Supplied information:
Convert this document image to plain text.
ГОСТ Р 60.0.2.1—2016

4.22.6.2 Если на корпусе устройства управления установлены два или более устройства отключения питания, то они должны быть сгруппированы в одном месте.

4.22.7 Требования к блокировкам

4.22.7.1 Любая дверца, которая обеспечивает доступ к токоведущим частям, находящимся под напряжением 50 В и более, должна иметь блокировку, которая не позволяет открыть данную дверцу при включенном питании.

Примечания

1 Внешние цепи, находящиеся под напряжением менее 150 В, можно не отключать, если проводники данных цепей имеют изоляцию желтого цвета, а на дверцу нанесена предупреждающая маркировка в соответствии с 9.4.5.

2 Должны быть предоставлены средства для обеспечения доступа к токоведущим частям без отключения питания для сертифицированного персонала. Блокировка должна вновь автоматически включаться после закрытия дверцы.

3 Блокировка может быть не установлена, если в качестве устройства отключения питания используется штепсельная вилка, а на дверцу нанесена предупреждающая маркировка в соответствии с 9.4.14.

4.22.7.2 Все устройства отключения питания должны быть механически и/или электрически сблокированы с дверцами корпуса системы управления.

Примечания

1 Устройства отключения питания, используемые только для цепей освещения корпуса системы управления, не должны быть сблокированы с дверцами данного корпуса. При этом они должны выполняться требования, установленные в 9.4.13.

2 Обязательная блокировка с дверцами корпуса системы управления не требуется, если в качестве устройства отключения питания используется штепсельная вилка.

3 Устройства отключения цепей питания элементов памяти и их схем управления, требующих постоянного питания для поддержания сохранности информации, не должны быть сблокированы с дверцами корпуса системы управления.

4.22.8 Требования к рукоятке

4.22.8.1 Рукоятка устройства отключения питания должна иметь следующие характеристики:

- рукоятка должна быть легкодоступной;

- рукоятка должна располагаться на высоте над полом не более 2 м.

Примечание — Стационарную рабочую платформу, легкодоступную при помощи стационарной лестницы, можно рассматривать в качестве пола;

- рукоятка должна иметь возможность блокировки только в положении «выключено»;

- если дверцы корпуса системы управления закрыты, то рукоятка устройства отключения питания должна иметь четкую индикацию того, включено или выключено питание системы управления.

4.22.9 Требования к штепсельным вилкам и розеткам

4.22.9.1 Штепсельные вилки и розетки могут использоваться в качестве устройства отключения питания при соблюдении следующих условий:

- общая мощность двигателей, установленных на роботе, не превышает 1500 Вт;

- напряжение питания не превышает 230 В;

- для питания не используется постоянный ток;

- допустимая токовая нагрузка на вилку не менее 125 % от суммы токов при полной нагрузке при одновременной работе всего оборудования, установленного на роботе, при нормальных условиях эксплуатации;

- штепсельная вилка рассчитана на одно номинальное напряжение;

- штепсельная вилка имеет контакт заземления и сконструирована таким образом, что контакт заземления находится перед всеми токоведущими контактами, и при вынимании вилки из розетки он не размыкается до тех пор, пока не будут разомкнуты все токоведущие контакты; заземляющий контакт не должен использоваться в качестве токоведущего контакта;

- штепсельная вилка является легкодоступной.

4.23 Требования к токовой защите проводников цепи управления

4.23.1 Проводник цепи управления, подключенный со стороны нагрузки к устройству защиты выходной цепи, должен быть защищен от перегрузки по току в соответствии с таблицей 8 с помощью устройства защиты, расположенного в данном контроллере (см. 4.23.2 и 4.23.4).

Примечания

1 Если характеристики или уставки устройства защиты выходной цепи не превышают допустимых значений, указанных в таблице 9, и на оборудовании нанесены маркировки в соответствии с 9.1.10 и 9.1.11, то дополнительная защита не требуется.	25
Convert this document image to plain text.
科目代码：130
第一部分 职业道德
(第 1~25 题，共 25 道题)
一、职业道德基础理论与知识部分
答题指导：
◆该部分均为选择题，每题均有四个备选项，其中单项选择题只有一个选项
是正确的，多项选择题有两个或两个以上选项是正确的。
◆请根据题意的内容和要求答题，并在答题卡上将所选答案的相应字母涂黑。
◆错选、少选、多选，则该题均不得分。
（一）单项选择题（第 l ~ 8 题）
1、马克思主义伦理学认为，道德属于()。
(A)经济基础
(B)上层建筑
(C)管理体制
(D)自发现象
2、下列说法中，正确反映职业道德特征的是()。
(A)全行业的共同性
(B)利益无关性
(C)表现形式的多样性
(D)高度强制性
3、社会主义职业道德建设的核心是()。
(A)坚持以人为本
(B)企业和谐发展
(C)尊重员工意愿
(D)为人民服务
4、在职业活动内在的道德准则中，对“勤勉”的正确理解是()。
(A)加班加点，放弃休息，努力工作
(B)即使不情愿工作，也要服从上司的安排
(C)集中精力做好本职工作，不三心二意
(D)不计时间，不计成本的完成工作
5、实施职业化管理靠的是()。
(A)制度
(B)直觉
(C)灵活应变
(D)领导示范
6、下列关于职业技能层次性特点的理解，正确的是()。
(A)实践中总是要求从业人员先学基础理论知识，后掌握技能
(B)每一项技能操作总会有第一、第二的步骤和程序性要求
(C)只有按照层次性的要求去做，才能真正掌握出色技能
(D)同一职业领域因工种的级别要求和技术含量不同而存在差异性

Requirements: Without omitting anything, output the entries exactly.

The solution:
Convert this document image to plain text.
ГОСТ Р 60.0.2.1—2016

4.22.6.2 Если на корпусе устройства управления установлены два или более устройства отключения питания, то они должны быть сгруппированы в одном месте.

4.22.7 Требования к блокировкам

4.22.7.1 Любая дверца, которая обеспечивает доступ к токоведущим частям, находящимся под напряжением 50 В и более, должна иметь блокировку, которая не позволяет открыть данную дверцу при включенном питании.

Примечания

1 Внешние цепи, находящиеся под напряжением менее 150 В, можно не отключать, если проводники данных цепей имеют изоляцию желтого цвета, а на дверцу нанесена предупреждающая маркировка в соответствии с 9.4.5.

2 Должны быть предоставлены средства для обеспечения доступа к токоведущим частям без отключения питания для сертифицированного персонала. Блокировка должна вновь автоматически включаться после закрытия дверцы.

3 Блокировка может быть не установлена, если в качестве устройства отключения питания используется штепсельная вилка, а на дверцу нанесена предупреждающая маркировка в соответствии с 9.4.14.

4.22.7.2 Все устройства отключения питания должны быть механически и/или электрически сблокированы с дверцами корпуса системы управления.

Примечания

1 Устройства отключения питания, используемые только для цепей освещения корпуса системы управления, не должны быть сблокированы с дверцами данного корпуса. При этом они должны выполняться требования, установленные в 9.4.13.

2 Обязательная блокировка с дверцами корпуса системы управления не требуется, если в качестве устройства отключения питания используется штепсельная вилка.

3 Устройства отключения цепей питания элементов памяти и их схем управления, требующих постоянного питания для поддержания сохранности информации, не должны быть сблокированы с дверцами корпуса системы управления.

4.22.8 Требования к рукоятке

4.22.8.1 Рукоятка устройства отключения питания должна иметь следующие характеристики:

- рукоятка должна быть легкодоступной;

- рукоятка должна располагаться на высоте над полом не более 2 м.

Примечание — Стационарную рабочую платформу, легкодоступную при помощи стационарной лестницы, можно рассматривать в качестве пола;

- рукоятка должна иметь возможность блокировки только в положении «выключено»;

- если дверцы корпуса системы управления закрыты, то рукоятка устройства отключения питания должна иметь четкую индикацию того, включено или выключено питание системы управления.

4.22.9 Требования к штепсельным вилкам и розеткам

4.22.9.1 Штепсельные вилки и розетки могут использоваться в качестве устройства отключения питания при соблюдении следующих условий:

- общая мощность двигателей, установленных на роботе, не превышает 1500 Вт;

- напряжение питания не превышает 230 В;

- для питания не используется постоянный ток;

- допустимая токовая нагрузка на вилку не менее 125 % от суммы токов при полной нагрузке при одновременной работе всего оборудования, установленного на роботе, при нормальных условиях эксплуатации;

- штепсельная вилка рассчитана на одно номинальное напряжение;

- штепсельная вилка имеет контакт заземления и сконструирована таким образом, что контакт заземления находится перед всеми токоведущими контактами, и при вынимании вилки из розетки он не размыкается до тех пор, пока не будут разомкнуты все токоведущие контакты; заземляющий контакт не должен использоваться в качестве токоведущего контакта;

- штепсельная вилка является легкодоступной.

4.23 Требования к токовой защите проводников цепи управления

4.23.1 Проводник цепи управления, подключенный со стороны нагрузки к устройству защиты выходной цепи, должен быть защищен от перегрузки по току в соответствии с таблицей 8 с помощью устройства защиты, расположенного в данном контроллере (см. 4.23.2 и 4.23.4).

Примечания

1 Если характеристики или уставки устройства защиты выходной цепи не превышают допустимых значений, указанных в таблице 9, и на оборудовании нанесены маркировки в соответствии с 9.1.10 и 9.1.11, то дополнительная защита не требуется.	25
Convert this document image to plain text.
科目代码：130
第一部分 职业道德
(第 1~25 题，共 25 道题)
一、职业道德基础理论与知识部分
答题指导：
◆该部分均为选择题，每题均有四个备选项，其中单项选择题只有一个选项
是正确的，多项选择题有两个或两个以上选项是正确的。
◆请根据题意的内容和要求答题，并在答题卡上将所选答案的相应字母涂黑。
◆错选、少选、多选，则该题均不得分。
（一）单项选择题（第 l ~ 8 题）
1、马克思主义伦理学认为，道德属于()。
(A)经济基础
(B)上层建筑
(C)管理体制
(D)自发现象
2、下列说法中，正确反映职业道德特征的是()。
(A)全行业的共同性
(B)利益无关性
(C)表现形式的多样性
(D)高度强制性
3、社会主义职业道德建设的核心是()。
(A)坚持以人为本
(B)企业和谐发展
(C)尊重员工意愿
(D)为人民服务
4、在职业活动内在的道德准则中，对“勤勉”的正确理解是()。
(A)加班加点，放弃休息，努力工作
(B)即使不情愿工作，也要服从上司的安排
(C)集中精力做好本职工作，不三心二意
(D)不计时间，不计成本的完成工作
5、实施职业化管理靠的是()。
(A)制度
(B)直觉
(C)灵活应变
(D)领导示范
6、下列关于职业技能层次性特点的理解，正确的是()。
(A)实践中总是要求从业人员先学基础理论知识，后掌握技能
(B)每一项技能操作总会有第一、第二的步骤和程序性要求
(C)只有按照层次性的要求去做，才能真正掌握出色技能
(D)同一职业领域因工种的级别要求和技术含量不同而存在差异性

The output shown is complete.